= Literacy narrative =

Nonfiction literary genre

The literacy narrative is a non-fiction genre of personal narrative which focuses on an individual's experiences with language, often including their development as a reader and writer. Typical literacy narratives could be about reading, writing, speaking, or acquiring language. Like many personal narratives, these are mostly written in the first-person past perspective and are based on true events.

== Uses and characteristics ==

=== Writing pedagogy ===
While literacy narratives can be written by any writer at any time, they are commonly used as early assignments in a first-year composition course. Introducing literacy narratives this way allows writers to begin exploring their experiences with literacy in a creative and meaningful way, while also practicing their use and understanding of rhetorical situations and language. Additionally, when given as an assignment near the beginning of the semester, the literacy narrative serves as a way for the writer to introduce themselves to the class.

A literacy narrative is more than a list of how a writer acquired literacy; there must be a story. Similarly to other narratives, a literacy narrative generally follows a pattern of exposition, rising action, conflict, climax, falling action, and conclusion. Typically, literacy narratives will involve a specific literacy challenge that a writer had to overcome, such as public speaking, writing with Dyslexia, or dealing with procrastination. Through this story of overcoming a literacy related challenge, writers are able to reflect on their growth as a writer and person who uses language. Literacy narratives may contain a lesson for the reader to take away, as well as a moving plot and timeline throughout the piece. Such as in other genres of writing related to narratives, literacy narratives usually contain descriptive details to help capture the emotion of the writer at that time, as well as the setting. While literacy narratives are generally based on true events, like with other narrative genres, some parts may be embellished for dramatic effect, but the essence of the story will be mostly true. While there is no general rule for a minimum or maximum length for these works, it would be common for the piece to be anywhere from a few pages to around 10 pages. Though it is possible for an AI tool to generate text, literacy narratives have value for writers to learn methods of rhetorical situation and persuasive storytelling. Instructors may also use literacy narratives is a way to introduce peer review in the classroom.

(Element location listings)
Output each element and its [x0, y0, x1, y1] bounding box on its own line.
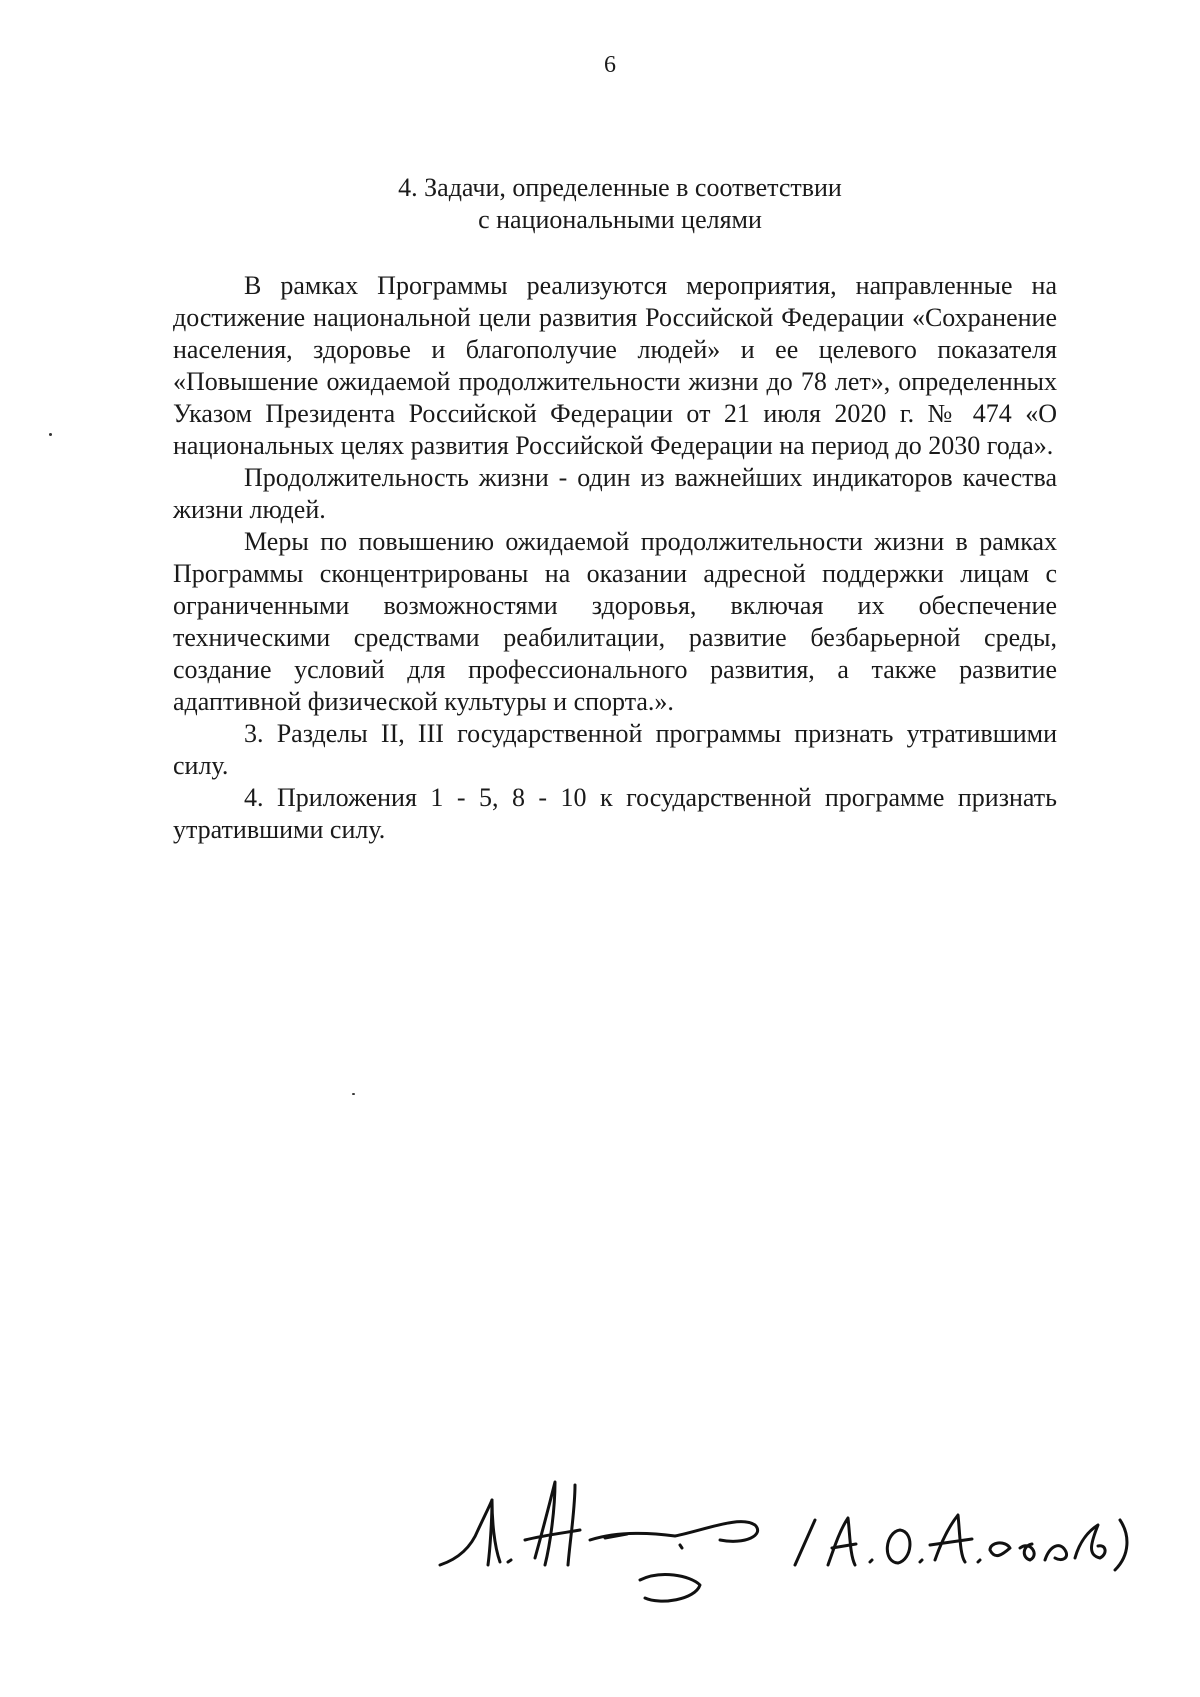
paragraph-sections-void: 3. Разделы II, III государственной программы признать утратившими силу. [173, 719, 1057, 780]
scan-speck [49, 433, 52, 436]
body-text [173, 270, 1057, 846]
signature [430, 1470, 1200, 1620]
section-heading-line-1: 4. Задачи, определенные в соответствии [398, 173, 842, 202]
paragraph-measures: Меры по повышению ожидаемой продолжительности жизни в рамках Программы сконцентрированы на оказании адресной поддержки лицам с ограниченными возможностями здоровья, включая их обеспечение техническими средствами реабилитации, развитие безбарьерной среды, создание условий для профессионального развития, а также развитие адаптивной физической культуры и спорта.». [173, 527, 1057, 716]
handwritten-signature [430, 1470, 1200, 1620]
section-heading-line-2: с национальными целями [478, 205, 762, 234]
page-number: 6 [604, 52, 616, 78]
scan-speck [352, 1093, 355, 1095]
paragraph-appendices-void: 4. Приложения 1 - 5, 8 - 10 к государственной программе признать утратившими силу. [173, 783, 1057, 844]
section-heading [0, 172, 1200, 236]
paragraph-program-goals: В рамках Программы реализуются мероприятия, направленные на достижение национальной цели развития Российской Федерации «Сохранение населения, здоровье и благополучие людей» и ее целевого показателя «Повышение ожидаемой продолжительности жизни до 78 лет», определенных Указом Президента Российской Федерации от 21 июля 2020 г. № 474 «О национальных целях развития Российской Федерации на период до 2030 года». [173, 271, 1057, 460]
paragraph-life-expectancy: Продолжительность жизни - один из важнейших индикаторов качества жизни людей. [173, 463, 1057, 524]
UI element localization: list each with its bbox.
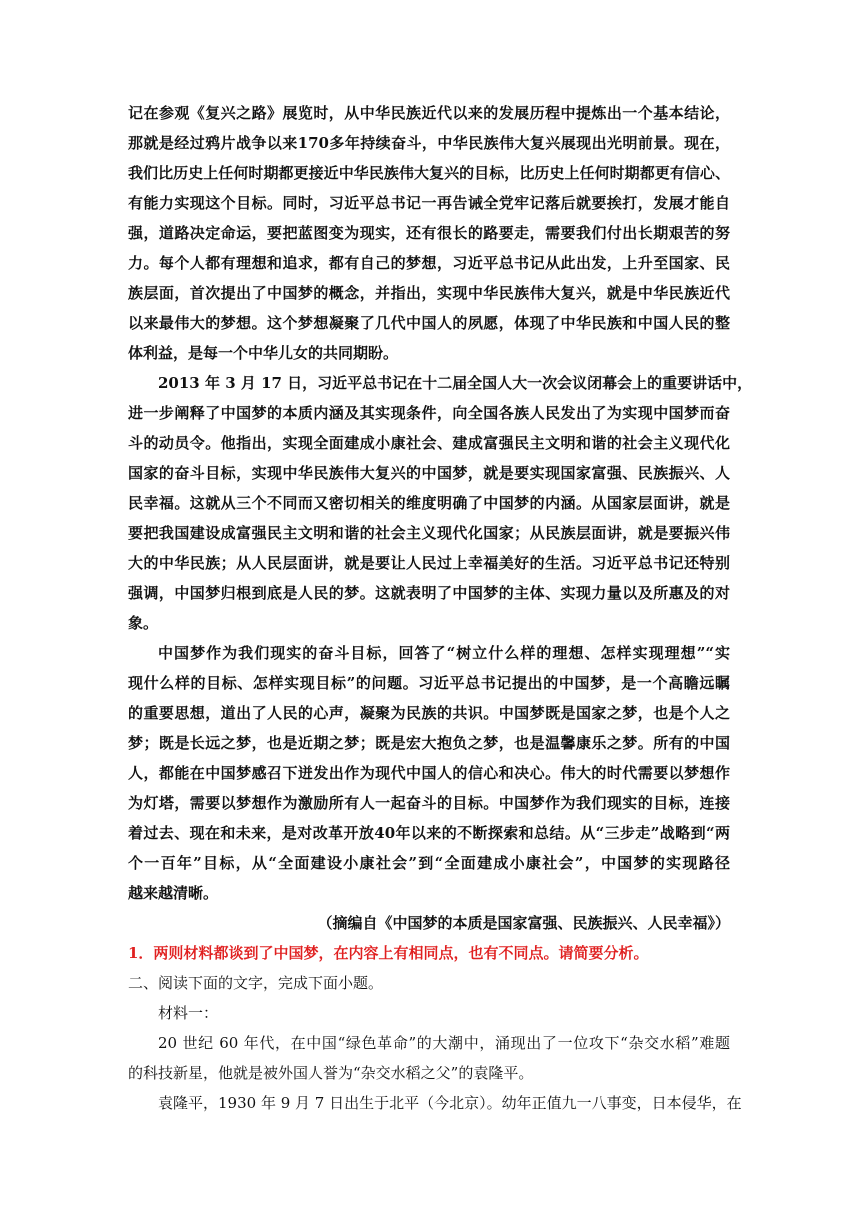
text-line: 2013 年 3 月 17 日，习近平总书记在十二届全国人大一次会议闭幕会上的重要讲话中， [158, 374, 753, 392]
text-line: 民幸福。这就从三个不同而又密切相关的维度明确了中国梦的内涵。从国家层面讲，就是 [128, 494, 730, 512]
text-line: 以来最伟大的梦想。这个梦想凝聚了几代中国人的夙愿，体现了中华民族和中国人民的整 [128, 314, 730, 332]
text-line: 强，道路决定命运，要把蓝图变为现实，还有很长的路要走，需要我们付出长期艰苦的努 [128, 224, 730, 242]
paragraph-passage-one [128, 98, 730, 368]
text-line: 为灯塔，需要以梦想作为激励所有人一起奋斗的目标。中国梦作为我们现实的目标，连接 [128, 794, 730, 812]
text-line: 现什么样的目标、怎样实现目标”的问题。习近平总书记提出的中国梦，是一个高瞻远瞩 [128, 674, 730, 692]
text-line: 越来越清晰。 [128, 884, 219, 902]
text-line: 记在参观《复兴之路》展览时，从中华民族近代以来的发展历程中提炼出一个基本结论， [128, 104, 730, 122]
paragraph-material-one [128, 1028, 730, 1088]
document-page [128, 98, 753, 1118]
text-line: 要把我国建设成富强民主文明和谐的社会主义现代化国家；从民族层面讲，就是要振兴伟 [128, 524, 730, 542]
text-line: 20 世纪 60 年代，在中国“绿色革命”的大潮中，涌现出了一位攻下“杂交水稻”难题 [158, 1034, 730, 1052]
text-line: 梦；既是长远之梦，也是近期之梦；既是宏大抱负之梦，也是温馨康乐之梦。所有的中国 [128, 734, 730, 752]
text-line: 人，都能在中国梦感召下迸发出作为现代中国人的信心和决心。伟大的时代需要以梦想作 [128, 764, 730, 782]
section-2-heading: 二、阅读下面的文字，完成下面小题。 [128, 974, 384, 992]
text-line: 着过去、现在和未来，是对改革开放40年以来的不断探索和总结。从“三步走”战略到“两 [128, 824, 730, 842]
text-line: 国家的奋斗目标，实现中华民族伟大复兴的中国梦，就是要实现国家富强、民族振兴、人 [128, 464, 730, 482]
text-line: 进一步阐释了中国梦的本质内涵及其实现条件，向全国各族人民发出了为实现中国梦而奋 [128, 404, 730, 422]
text-line: 的重要思想，道出了人民的心声，凝聚为民族的共识。中国梦既是国家之梦，也是个人之 [128, 704, 730, 722]
text-line: 强调，中国梦归根到底是人民的梦。这就表明了中国梦的主体、实现力量以及所惠及的对 [128, 584, 730, 602]
paragraph-passage-three [128, 638, 730, 908]
text-line: 大的中华民族；从人民层面讲，就是要让人民过上幸福美好的生活。习近平总书记还特别 [128, 554, 730, 572]
material-1-label: 材料一： [158, 1004, 219, 1022]
text-line: 中国梦作为我们现实的奋斗目标，回答了“树立什么样的理想、怎样实现理想”“实 [158, 644, 730, 662]
text-line: 个一百年”目标，从“全面建设小康社会”到“全面建成小康社会”，中国梦的实现路径 [128, 854, 730, 872]
paragraph-passage-two [128, 368, 753, 638]
text-line: 有能力实现这个目标。同时，习近平总书记一再告诫全党牢记落后就要挨打，发展才能自 [128, 194, 730, 212]
text-line: 族层面，首次提出了中国梦的概念，并指出，实现中华民族伟大复兴，就是中华民族近代 [128, 284, 730, 302]
text-line: 体利益，是每一个中华儿女的共同期盼。 [128, 344, 399, 362]
text-line: 象。 [128, 614, 159, 632]
text-line: 的科技新星，他就是被外国人誉为“杂交水稻之父”的袁隆平。 [128, 1064, 534, 1082]
text-line: 斗的动员令。他指出，实现全面建成小康社会、建成富强民主文明和谐的社会主义现代化 [128, 434, 730, 452]
source-note: （摘编自《中国梦的本质是国家富强、民族振兴、人民幸福》） [317, 914, 730, 932]
question-1: 1．两则材料都谈到了中国梦，在内容上有相同点，也有不同点。请简要分析。 [128, 944, 649, 962]
text-line: 力。每个人都有理想和追求，都有自己的梦想，习近平总书记从此出发，上升至国家、民 [128, 254, 730, 272]
text-line: 袁隆平，1930 年 9 月 7 日出生于北平（今北京）。幼年正值九一八事变，日本侵华，在 [158, 1094, 742, 1112]
text-line: 我们比历史上任何时期都更接近中华民族伟大复兴的目标，比历史上任何时期都更有信心、 [128, 164, 730, 182]
text-line: 那就是经过鸦片战争以来170多年持续奋斗，中华民族伟大复兴展现出光明前景。现在， [128, 134, 730, 152]
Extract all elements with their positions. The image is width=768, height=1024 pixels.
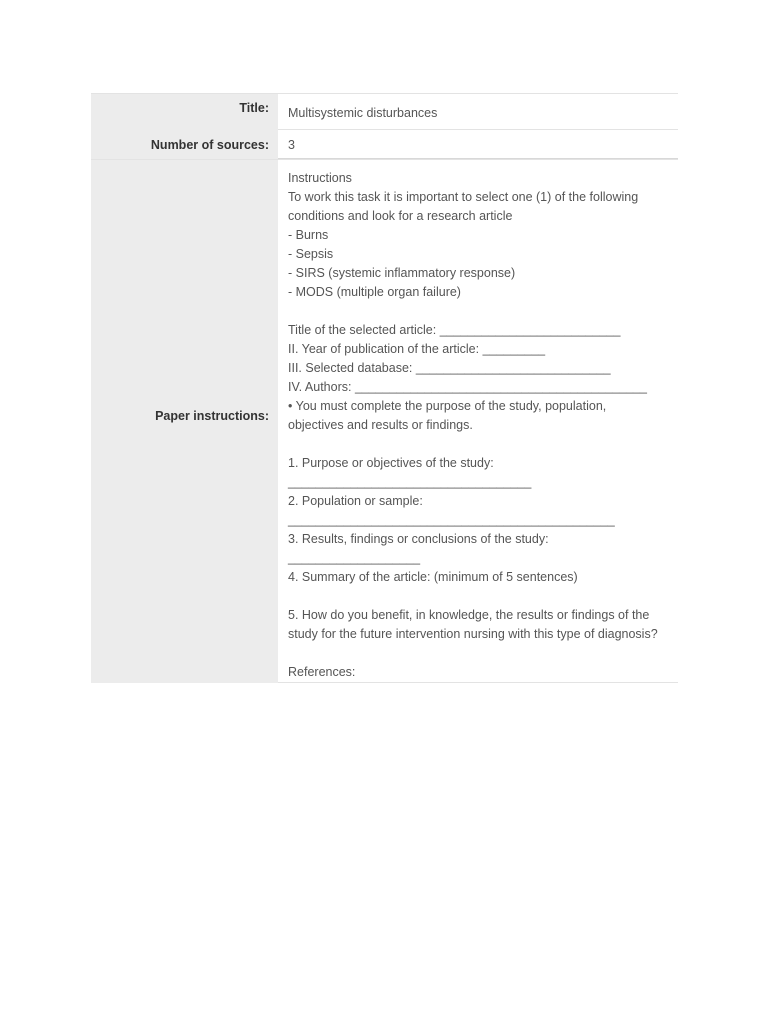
sources-value: 3 bbox=[278, 130, 678, 159]
instructions-line: objectives and results or findings. bbox=[288, 418, 473, 432]
instructions-spacer bbox=[288, 644, 670, 663]
instructions-row bbox=[91, 160, 678, 683]
instructions-line: ___________________________________ bbox=[288, 475, 532, 489]
instructions-line: 3. Results, findings or conclusions of the study: bbox=[288, 532, 549, 546]
instructions-line: - Sepsis bbox=[288, 247, 334, 261]
instructions-line: Title of the selected article: __________________________ bbox=[288, 323, 621, 337]
instructions-line: - MODS (multiple organ failure) bbox=[288, 285, 461, 299]
sources-label: Number of sources: bbox=[91, 130, 278, 159]
instructions-body bbox=[278, 160, 678, 683]
instructions-line: study for the future intervention nursing with this type of diagnosis? bbox=[288, 627, 658, 641]
instructions-line: 2. Population or sample: bbox=[288, 494, 423, 508]
instructions-line: Instructions bbox=[288, 171, 352, 185]
order-details-table bbox=[91, 93, 678, 683]
title-label: Title: bbox=[91, 94, 278, 130]
instructions-line: 5. How do you benefit, in knowledge, the results or findings of the bbox=[288, 608, 650, 622]
instructions-line: • You must complete the purpose of the study, population, bbox=[288, 399, 607, 413]
instructions-spacer bbox=[288, 587, 670, 606]
instructions-line: III. Selected database: ____________________________ bbox=[288, 361, 611, 375]
instructions-line: 4. Summary of the article: (minimum of 5 sentences) bbox=[288, 570, 578, 584]
instructions-line: II. Year of publication of the article: _________ bbox=[288, 342, 546, 356]
instructions-line: - Burns bbox=[288, 228, 329, 242]
instructions-line: IV. Authors: __________________________________________ bbox=[288, 380, 647, 394]
instructions-line: References: bbox=[288, 665, 356, 679]
instructions-line: - SIRS (systemic inflammatory response) bbox=[288, 266, 516, 280]
instructions-line: _______________________________________________ bbox=[288, 513, 615, 527]
title-row bbox=[91, 94, 678, 130]
instructions-line: 1. Purpose or objectives of the study: bbox=[288, 456, 494, 470]
sources-row bbox=[91, 130, 678, 160]
instructions-spacer bbox=[288, 302, 670, 321]
instructions-line: conditions and look for a research article bbox=[288, 209, 513, 223]
instructions-line: To work this task it is important to select one (1) of the following bbox=[288, 190, 639, 204]
instructions-label: Paper instructions: bbox=[91, 160, 278, 683]
instructions-spacer bbox=[288, 435, 670, 454]
instructions-line: ___________________ bbox=[288, 551, 421, 565]
title-value: Multisystemic disturbances bbox=[278, 94, 678, 130]
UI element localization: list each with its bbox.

§ **PARTS OF THE EXERCISE**:
1. Print the part of the literacy narrative article that opens with the words containing "The literacy narrative is" and closes with "on true events.".
2. From the records, output the part that opens with the line containing "text-line: 2013 年" and closes with the line containing "464, 730, 482]", with both of those lines included.

§ **SOLUTION LIST**:
1.
The literacy narrative is a non-fiction genre of personal narrative which focuses on an individual's experiences with language, often including their development as a reader and writer. Typical literacy narratives could be about reading, writing, speaking, or acquiring language. Like many personal narratives, these are mostly written in the first-person past perspective and are based on true events.

2.
text-line: 2013 年 3 月 17 日，习近平总书记在十二届全国人大一次会议闭幕会上的重要讲话中， [158, 374, 753, 392]
text-line: 民幸福。这就从三个不同而又密切相关的维度明确了中国梦的内涵。从国家层面讲，就是 [128, 494, 730, 512]
text-line: 以来最伟大的梦想。这个梦想凝聚了几代中国人的夙愿，体现了中华民族和中国人民的整 [128, 314, 730, 332]
text-line: 强，道路决定命运，要把蓝图变为现实，还有很长的路要走，需要我们付出长期艰苦的努 [128, 224, 730, 242]
paragraph-passage-one [128, 98, 730, 368]
text-line: 为灯塔，需要以梦想作为激励所有人一起奋斗的目标。中国梦作为我们现实的目标，连接 [128, 794, 730, 812]
text-line: 现什么样的目标、怎样实现目标”的问题。习近平总书记提出的中国梦，是一个高瞻远瞩 [128, 674, 730, 692]
text-line: 越来越清晰。 [128, 884, 219, 902]
text-line: 记在参观《复兴之路》展览时，从中华民族近代以来的发展历程中提炼出一个基本结论， [128, 104, 730, 122]
paragraph-material-one [128, 1028, 730, 1088]
document-page [128, 98, 753, 1118]
text-line: 要把我国建设成富强民主文明和谐的社会主义现代化国家；从民族层面讲，就是要振兴伟 [128, 524, 730, 542]
text-line: 20 世纪 60 年代，在中国“绿色革命”的大潮中，涌现出了一位攻下“杂交水稻”难题 [158, 1034, 730, 1052]
text-line: 梦；既是长远之梦，也是近期之梦；既是宏大抱负之梦，也是温馨康乐之梦。所有的中国 [128, 734, 730, 752]
text-line: 人，都能在中国梦感召下迸发出作为现代中国人的信心和决心。伟大的时代需要以梦想作 [128, 764, 730, 782]
section-2-heading: 二、阅读下面的文字，完成下面小题。 [128, 974, 384, 992]
text-line: 着过去、现在和未来，是对改革开放40年以来的不断探索和总结。从“三步走”战略到“两 [128, 824, 730, 842]
text-line: 国家的奋斗目标，实现中华民族伟大复兴的中国梦，就是要实现国家富强、民族振兴、人 [128, 464, 730, 482]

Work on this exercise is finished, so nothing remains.